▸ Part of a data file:
-*-*-

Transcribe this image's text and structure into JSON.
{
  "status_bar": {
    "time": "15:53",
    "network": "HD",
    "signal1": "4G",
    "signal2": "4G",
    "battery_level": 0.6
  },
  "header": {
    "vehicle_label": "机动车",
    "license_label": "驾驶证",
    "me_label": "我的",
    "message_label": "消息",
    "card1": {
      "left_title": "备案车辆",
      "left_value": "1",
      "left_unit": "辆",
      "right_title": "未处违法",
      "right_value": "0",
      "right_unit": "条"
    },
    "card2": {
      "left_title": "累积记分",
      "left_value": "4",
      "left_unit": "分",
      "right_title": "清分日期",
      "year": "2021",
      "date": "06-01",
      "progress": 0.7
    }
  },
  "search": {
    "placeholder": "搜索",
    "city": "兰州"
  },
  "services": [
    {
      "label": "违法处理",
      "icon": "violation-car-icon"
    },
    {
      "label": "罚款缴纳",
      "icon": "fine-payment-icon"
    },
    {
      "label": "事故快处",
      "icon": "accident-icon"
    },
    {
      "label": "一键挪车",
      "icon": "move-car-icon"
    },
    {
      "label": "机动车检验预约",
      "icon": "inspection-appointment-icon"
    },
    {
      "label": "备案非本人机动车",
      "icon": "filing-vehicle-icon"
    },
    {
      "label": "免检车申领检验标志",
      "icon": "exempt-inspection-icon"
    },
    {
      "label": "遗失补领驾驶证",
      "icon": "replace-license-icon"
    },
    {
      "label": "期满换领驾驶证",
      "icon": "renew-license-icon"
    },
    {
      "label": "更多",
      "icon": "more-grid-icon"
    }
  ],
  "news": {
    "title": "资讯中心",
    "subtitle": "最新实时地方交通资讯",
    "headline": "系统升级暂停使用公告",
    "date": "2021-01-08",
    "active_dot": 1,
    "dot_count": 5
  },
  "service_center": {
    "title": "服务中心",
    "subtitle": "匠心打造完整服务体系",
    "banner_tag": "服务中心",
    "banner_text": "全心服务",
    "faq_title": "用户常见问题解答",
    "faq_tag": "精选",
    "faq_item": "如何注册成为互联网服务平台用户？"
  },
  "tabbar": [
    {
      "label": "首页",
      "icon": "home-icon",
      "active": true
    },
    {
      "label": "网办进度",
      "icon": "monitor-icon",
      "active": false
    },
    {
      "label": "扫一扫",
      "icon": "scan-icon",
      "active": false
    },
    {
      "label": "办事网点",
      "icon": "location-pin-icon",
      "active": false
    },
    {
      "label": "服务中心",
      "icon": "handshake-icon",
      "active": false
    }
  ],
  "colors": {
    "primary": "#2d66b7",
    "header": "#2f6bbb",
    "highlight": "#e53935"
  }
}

-*-*-

▸ Do this: Your task is to print all of the records exactly.

▸ Solution to this task:
Transcribe this image's text and structure into JSON.
{
  "status_bar": {
    "time": "15:53",
    "network": "HD",
    "signal1": "4G",
    "signal2": "4G",
    "battery_level": 0.6
  },
  "header": {
    "vehicle_label": "机动车",
    "license_label": "驾驶证",
    "me_label": "我的",
    "message_label": "消息",
    "card1": {
      "left_title": "备案车辆",
      "left_value": "1",
      "left_unit": "辆",
      "right_title": "未处违法",
      "right_value": "0",
      "right_unit": "条"
    },
    "card2": {
      "left_title": "累积记分",
      "left_value": "4",
      "left_unit": "分",
      "right_title": "清分日期",
      "year": "2021",
      "date": "06-01",
      "progress": 0.7
    }
  },
  "search": {
    "placeholder": "搜索",
    "city": "兰州"
  },
  "services": [
    {
      "label": "违法处理",
      "icon": "violation-car-icon"
    },
    {
      "label": "罚款缴纳",
      "icon": "fine-payment-icon"
    },
    {
      "label": "事故快处",
      "icon": "accident-icon"
    },
    {
      "label": "一键挪车",
      "icon": "move-car-icon"
    },
    {
      "label": "机动车检验预约",
      "icon": "inspection-appointment-icon"
    },
    {
      "label": "备案非本人机动车",
      "icon": "filing-vehicle-icon"
    },
    {
      "label": "免检车申领检验标志",
      "icon": "exempt-inspection-icon"
    },
    {
      "label": "遗失补领驾驶证",
      "icon": "replace-license-icon"
    },
    {
      "label": "期满换领驾驶证",
      "icon": "renew-license-icon"
    },
    {
      "label": "更多",
      "icon": "more-grid-icon"
    }
  ],
  "news": {
    "title": "资讯中心",
    "subtitle": "最新实时地方交通资讯",
    "headline": "系统升级暂停使用公告",
    "date": "2021-01-08",
    "active_dot": 1,
    "dot_count": 5
  },
  "service_center": {
    "title": "服务中心",
    "subtitle": "匠心打造完整服务体系",
    "banner_tag": "服务中心",
    "banner_text": "全心服务",
    "faq_title": "用户常见问题解答",
    "faq_tag": "精选",
    "faq_item": "如何注册成为互联网服务平台用户？"
  },
  "tabbar": [
    {
      "label": "首页",
      "icon": "home-icon",
      "active": true
    },
    {
      "label": "网办进度",
      "icon": "monitor-icon",
      "active": false
    },
    {
      "label": "扫一扫",
      "icon": "scan-icon",
      "active": false
    },
    {
      "label": "办事网点",
      "icon": "location-pin-icon",
      "active": false
    },
    {
      "label": "服务中心",
      "icon": "handshake-icon",
      "active": false
    }
  ],
  "colors": {
    "primary": "#2d66b7",
    "header": "#2f6bbb",
    "highlight": "#e53935"
  }
}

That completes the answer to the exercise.